WRITTEN INSTRUCTION ->
Which lines hold the word "normy"? Copy each of them.

RECORDS FOR THE EXERCISE ->
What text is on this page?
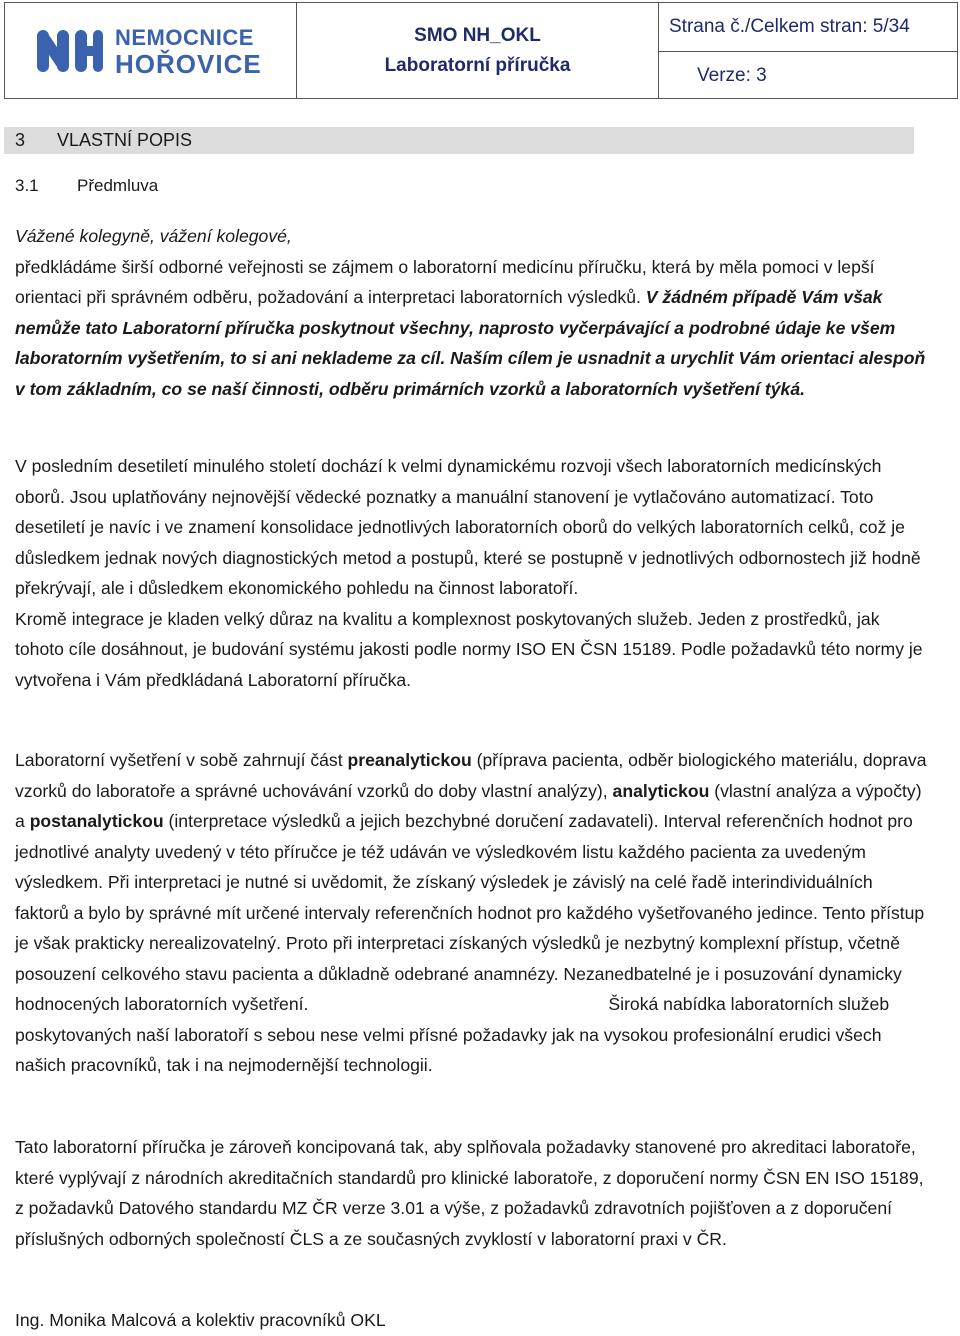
NEMOCNICE
HOŘOVICE
SMO NH_OKL
Laboratorní příručka
Strana č./Celkem stran: 5/34
Verze: 3
3 VLASTNÍ POPIS
3.1 Předmluva
Vážené kolegyně, vážení kolegové,
předkládáme širší odborné veřejnosti se zájmem o laboratorní medicínu příručku, která by měla pomoci v lepší orientaci při správném odběru, požadování a interpretaci laboratorních výsledků. V žádném případě Vám však nemůže tato Laboratorní příručka poskytnout všechny, naprosto vyčerpávající a podrobné údaje ke všem laboratorním vyšetřením, to si ani neklademe za cíl. Naším cílem je usnadnit a urychlit Vám orientaci alespoň v tom základním, co se naší činnosti, odběru primárních vzorků a laboratorních vyšetření týká.
V posledním desetiletí minulého století dochází k velmi dynamickému rozvoji všech laboratorních medicínských oborů. Jsou uplatňovány nejnovější vědecké poznatky a manuální stanovení je vytlačováno automatizací. Toto desetiletí je navíc i ve znamení konsolidace jednotlivých laboratorních oborů do velkých laboratorních celků, což je důsledkem jednak nových diagnostických metod a postupů, které se postupně v jednotlivých odbornostech již hodně překrývají, ale i důsledkem ekonomického pohledu na činnost laboratoří.
Kromě integrace je kladen velký důraz na kvalitu a komplexnost poskytovaných služeb. Jeden z prostředků, jak tohoto cíle dosáhnout, je budování systému jakosti podle normy ISO EN ČSN 15189. Podle požadavků této normy je vytvořena i Vám předkládaná Laboratorní příručka.
Laboratorní vyšetření v sobě zahrnují část preanalytickou (příprava pacienta, odběr biologického materiálu, doprava vzorků do laboratoře a správné uchovávání vzorků do doby vlastní analýzy), analytickou (vlastní analýza a výpočty) a postanalytickou (interpretace výsledků a jejich bezchybné doručení zadavateli). Interval referenčních hodnot pro jednotlivé analyty uvedený v této příručce je též udáván ve výsledkovém listu každého pacienta za uvedeným výsledkem. Při interpretaci je nutné si uvědomit, že získaný výsledek je závislý na celé řadě interindividuálních faktorů a bylo by správné mít určené intervaly referenčních hodnot pro každého vyšetřovaného jedince. Tento přístup je však prakticky nerealizovatelný. Proto při interpretaci získaných výsledků je nezbytný komplexní přístup, včetně posouzení celkového stavu pacienta a důkladně odebrané anamnézy. Nezanedbatelné je i posuzování dynamicky hodnocených laboratorních vyšetření.	Široká nabídka laboratorních služeb poskytovaných naší laboratoří s sebou nese velmi přísné požadavky jak na vysokou profesionální erudici všech našich pracovníků, tak i na nejmodernější technologii.
Tato laboratorní příručka je zároveň koncipovaná tak, aby splňovala požadavky stanovené pro akreditaci laboratoře, které vyplývají z národních akreditačních standardů pro klinické laboratoře, z doporučení normy ČSN EN ISO 15189, z požadavků Datového standardu MZ ČR verze 3.01 a výše, z požadavků zdravotních pojišťoven a z doporučení příslušných odborných společností ČLS a ze současných zvyklostí v laboratorní praxi v ČR.
Ing. Monika Malcová a kolektiv pracovníků OKL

ANSWER BELOW ->
Kromě integrace je kladen velký důraz na kvalitu a komplexnost poskytovaných služeb. Jeden z prostředků, jak tohoto cíle dosáhnout, je budování systému jakosti podle normy ISO EN ČSN 15189. Podle požadavků této normy je vytvořena i Vám předkládaná Laboratorní příručka.
Tato laboratorní příručka je zároveň koncipovaná tak, aby splňovala požadavky stanovené pro akreditaci laboratoře, které vyplývají z národních akreditačních standardů pro klinické laboratoře, z doporučení normy ČSN EN ISO 15189, z požadavků Datového standardu MZ ČR verze 3.01 a výše, z požadavků zdravotních pojišťoven a z doporučení příslušných odborných společností ČLS a ze současných zvyklostí v laboratorní praxi v ČR.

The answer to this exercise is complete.